* [EXERCISE INSTRUCTIONS] All lines in which the word "ylabel" occurs are to be extracted.

* [INFORMATION GIVEN]
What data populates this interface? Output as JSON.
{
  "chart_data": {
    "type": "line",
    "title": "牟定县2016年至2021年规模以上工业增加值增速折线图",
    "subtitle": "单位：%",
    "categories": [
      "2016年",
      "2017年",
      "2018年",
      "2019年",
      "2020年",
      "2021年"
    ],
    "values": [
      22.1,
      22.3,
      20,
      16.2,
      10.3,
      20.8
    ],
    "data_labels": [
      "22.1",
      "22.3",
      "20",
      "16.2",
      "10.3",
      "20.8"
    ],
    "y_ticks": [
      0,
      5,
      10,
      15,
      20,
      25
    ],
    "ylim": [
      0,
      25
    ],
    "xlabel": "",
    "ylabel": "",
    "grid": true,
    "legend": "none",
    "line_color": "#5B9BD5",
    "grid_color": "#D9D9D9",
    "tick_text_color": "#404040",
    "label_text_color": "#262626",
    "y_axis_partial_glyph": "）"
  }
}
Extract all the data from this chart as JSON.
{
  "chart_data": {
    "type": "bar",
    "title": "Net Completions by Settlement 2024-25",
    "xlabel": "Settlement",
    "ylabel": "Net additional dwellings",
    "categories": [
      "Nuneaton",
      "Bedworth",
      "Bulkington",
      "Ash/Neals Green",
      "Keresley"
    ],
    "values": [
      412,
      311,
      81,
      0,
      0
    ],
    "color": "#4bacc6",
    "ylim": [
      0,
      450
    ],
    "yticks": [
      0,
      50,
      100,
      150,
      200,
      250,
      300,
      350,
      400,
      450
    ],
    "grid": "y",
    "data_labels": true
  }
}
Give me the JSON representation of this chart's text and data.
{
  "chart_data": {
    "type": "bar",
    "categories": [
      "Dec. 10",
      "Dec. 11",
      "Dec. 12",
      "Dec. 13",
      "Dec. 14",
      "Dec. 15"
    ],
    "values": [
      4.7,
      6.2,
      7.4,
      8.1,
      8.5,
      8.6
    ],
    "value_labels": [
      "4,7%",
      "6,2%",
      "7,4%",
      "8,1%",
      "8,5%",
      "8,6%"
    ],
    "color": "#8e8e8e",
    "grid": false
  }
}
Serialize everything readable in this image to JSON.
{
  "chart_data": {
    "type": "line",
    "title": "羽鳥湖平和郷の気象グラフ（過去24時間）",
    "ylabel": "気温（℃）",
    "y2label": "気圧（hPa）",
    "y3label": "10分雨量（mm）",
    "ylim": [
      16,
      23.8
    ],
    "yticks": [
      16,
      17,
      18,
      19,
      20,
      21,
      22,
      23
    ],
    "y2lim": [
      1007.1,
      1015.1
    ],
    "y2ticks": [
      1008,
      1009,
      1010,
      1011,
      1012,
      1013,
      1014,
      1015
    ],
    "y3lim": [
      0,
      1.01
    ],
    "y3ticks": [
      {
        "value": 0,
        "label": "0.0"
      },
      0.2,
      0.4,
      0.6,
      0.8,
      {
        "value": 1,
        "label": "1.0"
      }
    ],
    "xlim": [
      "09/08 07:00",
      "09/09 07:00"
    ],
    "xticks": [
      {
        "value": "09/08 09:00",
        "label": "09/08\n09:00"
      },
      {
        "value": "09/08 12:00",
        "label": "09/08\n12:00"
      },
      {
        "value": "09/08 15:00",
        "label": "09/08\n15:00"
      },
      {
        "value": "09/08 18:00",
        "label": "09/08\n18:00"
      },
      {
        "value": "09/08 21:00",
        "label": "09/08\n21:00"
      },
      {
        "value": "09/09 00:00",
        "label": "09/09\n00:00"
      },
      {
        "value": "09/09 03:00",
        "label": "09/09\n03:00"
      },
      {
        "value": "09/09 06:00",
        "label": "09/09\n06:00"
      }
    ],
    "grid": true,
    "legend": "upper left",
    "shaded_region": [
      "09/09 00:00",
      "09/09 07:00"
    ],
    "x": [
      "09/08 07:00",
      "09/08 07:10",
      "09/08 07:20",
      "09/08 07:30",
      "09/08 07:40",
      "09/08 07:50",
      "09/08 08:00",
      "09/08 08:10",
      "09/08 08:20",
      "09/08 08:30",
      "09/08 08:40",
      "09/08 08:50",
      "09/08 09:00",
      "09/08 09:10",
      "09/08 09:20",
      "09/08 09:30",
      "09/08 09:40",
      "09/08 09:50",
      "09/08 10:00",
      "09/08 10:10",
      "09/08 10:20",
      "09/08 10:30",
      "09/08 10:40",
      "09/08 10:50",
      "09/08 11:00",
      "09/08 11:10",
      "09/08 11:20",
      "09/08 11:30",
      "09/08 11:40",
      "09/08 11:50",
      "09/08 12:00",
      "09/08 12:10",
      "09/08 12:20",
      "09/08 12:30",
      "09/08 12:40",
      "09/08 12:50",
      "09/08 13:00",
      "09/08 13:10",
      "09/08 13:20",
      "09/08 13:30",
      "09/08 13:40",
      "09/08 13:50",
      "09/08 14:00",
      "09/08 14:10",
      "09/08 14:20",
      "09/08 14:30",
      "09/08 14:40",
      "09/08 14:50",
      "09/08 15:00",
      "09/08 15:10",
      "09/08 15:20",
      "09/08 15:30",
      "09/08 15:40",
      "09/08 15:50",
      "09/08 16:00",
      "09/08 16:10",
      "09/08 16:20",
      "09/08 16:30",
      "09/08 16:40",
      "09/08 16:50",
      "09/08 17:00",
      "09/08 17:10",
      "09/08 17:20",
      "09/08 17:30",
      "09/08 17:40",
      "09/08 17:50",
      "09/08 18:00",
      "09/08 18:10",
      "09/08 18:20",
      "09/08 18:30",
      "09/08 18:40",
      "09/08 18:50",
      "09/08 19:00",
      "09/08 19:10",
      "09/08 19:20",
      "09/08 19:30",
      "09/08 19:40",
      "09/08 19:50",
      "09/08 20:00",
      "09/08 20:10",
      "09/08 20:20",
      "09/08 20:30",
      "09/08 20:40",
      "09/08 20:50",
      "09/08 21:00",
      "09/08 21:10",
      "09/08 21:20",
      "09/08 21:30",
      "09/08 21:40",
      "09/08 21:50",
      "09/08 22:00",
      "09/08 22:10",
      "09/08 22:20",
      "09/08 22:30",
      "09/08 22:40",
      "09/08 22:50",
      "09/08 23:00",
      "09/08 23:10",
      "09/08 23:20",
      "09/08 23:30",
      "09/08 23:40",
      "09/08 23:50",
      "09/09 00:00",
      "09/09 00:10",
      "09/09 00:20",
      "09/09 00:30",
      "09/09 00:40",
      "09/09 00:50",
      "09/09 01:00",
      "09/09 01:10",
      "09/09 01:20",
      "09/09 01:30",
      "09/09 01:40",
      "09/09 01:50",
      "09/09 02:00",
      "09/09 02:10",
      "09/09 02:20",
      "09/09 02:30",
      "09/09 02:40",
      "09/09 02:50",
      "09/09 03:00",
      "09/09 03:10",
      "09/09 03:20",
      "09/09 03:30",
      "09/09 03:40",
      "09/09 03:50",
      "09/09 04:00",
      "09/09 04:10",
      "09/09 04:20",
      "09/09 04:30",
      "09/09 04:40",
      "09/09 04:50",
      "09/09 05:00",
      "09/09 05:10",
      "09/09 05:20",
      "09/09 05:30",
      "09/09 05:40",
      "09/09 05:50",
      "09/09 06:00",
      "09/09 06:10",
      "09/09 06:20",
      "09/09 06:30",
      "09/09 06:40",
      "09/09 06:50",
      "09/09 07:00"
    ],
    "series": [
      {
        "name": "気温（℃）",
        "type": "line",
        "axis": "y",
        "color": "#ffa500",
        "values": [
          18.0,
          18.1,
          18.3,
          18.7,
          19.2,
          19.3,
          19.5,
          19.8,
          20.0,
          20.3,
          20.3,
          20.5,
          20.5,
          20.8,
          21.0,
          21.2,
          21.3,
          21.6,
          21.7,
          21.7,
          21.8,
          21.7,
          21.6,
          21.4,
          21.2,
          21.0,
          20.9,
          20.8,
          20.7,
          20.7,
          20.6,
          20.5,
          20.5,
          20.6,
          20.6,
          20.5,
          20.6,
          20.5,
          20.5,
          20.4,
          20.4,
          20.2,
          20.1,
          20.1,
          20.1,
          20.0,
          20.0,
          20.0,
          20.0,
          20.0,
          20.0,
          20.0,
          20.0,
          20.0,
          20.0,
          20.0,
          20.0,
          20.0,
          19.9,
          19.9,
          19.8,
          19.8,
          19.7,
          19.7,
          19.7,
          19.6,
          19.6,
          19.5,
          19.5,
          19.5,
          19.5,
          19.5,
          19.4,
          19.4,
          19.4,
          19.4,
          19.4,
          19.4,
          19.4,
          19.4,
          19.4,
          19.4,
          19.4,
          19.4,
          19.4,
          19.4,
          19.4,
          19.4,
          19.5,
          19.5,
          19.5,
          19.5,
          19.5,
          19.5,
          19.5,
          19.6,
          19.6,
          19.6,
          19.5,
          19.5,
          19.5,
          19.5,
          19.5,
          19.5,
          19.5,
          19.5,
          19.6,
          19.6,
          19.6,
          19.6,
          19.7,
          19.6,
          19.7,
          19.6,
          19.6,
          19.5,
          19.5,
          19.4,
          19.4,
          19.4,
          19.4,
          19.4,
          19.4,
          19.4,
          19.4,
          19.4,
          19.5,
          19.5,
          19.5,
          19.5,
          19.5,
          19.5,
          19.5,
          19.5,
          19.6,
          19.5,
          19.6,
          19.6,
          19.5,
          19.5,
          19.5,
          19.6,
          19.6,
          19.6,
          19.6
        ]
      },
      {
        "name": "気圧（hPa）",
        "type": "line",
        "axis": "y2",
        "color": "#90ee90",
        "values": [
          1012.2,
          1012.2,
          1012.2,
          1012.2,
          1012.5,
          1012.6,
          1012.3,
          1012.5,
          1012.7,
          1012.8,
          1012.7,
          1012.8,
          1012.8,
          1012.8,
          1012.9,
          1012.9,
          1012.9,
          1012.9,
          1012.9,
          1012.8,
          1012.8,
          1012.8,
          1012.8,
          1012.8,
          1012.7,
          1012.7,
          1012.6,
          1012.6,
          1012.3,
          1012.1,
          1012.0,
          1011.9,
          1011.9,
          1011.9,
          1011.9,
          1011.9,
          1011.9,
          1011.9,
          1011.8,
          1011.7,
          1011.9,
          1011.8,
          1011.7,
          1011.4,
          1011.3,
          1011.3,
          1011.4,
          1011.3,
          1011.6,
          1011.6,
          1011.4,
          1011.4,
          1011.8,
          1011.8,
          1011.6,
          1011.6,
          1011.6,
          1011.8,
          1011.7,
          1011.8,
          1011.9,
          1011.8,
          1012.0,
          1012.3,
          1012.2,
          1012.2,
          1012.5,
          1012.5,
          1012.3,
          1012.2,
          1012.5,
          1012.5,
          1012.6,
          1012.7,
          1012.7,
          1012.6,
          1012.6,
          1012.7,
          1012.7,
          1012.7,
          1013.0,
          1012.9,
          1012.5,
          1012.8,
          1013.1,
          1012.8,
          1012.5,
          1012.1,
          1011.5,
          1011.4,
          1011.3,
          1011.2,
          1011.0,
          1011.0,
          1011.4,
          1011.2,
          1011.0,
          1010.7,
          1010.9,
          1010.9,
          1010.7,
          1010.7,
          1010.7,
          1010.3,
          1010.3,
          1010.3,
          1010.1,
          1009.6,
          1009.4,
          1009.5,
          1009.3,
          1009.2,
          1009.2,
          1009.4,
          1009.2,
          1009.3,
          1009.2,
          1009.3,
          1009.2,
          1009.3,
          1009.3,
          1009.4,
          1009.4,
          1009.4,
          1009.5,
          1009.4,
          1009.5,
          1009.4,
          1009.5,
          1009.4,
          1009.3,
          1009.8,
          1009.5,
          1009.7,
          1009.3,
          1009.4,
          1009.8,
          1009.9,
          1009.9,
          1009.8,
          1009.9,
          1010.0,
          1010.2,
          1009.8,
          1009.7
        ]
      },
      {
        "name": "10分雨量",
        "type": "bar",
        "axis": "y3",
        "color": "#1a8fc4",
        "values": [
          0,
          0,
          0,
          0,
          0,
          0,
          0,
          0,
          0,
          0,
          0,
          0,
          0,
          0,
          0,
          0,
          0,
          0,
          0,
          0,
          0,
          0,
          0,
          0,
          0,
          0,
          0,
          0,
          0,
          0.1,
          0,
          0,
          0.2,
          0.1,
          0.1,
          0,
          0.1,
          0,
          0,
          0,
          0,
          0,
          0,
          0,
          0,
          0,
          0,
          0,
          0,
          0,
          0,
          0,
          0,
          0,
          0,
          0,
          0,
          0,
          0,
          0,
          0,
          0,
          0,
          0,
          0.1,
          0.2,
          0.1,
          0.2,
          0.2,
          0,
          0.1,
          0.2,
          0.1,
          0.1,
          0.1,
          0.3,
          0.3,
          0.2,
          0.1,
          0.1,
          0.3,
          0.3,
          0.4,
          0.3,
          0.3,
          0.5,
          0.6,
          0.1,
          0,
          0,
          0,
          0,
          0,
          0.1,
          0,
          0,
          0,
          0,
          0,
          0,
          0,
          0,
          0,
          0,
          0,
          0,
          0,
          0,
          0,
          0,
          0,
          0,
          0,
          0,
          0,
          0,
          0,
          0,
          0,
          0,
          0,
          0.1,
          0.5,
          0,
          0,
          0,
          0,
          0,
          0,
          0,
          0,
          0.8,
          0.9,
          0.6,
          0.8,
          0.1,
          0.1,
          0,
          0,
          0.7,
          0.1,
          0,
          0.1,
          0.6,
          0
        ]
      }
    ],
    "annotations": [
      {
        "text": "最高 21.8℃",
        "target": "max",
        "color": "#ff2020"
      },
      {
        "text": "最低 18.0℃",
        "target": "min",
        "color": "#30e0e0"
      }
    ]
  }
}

* [TASK OUTPUT]
    "ylabel": "",
    "ylabel": "Net additional dwellings",
    "ylabel": "気温（℃）",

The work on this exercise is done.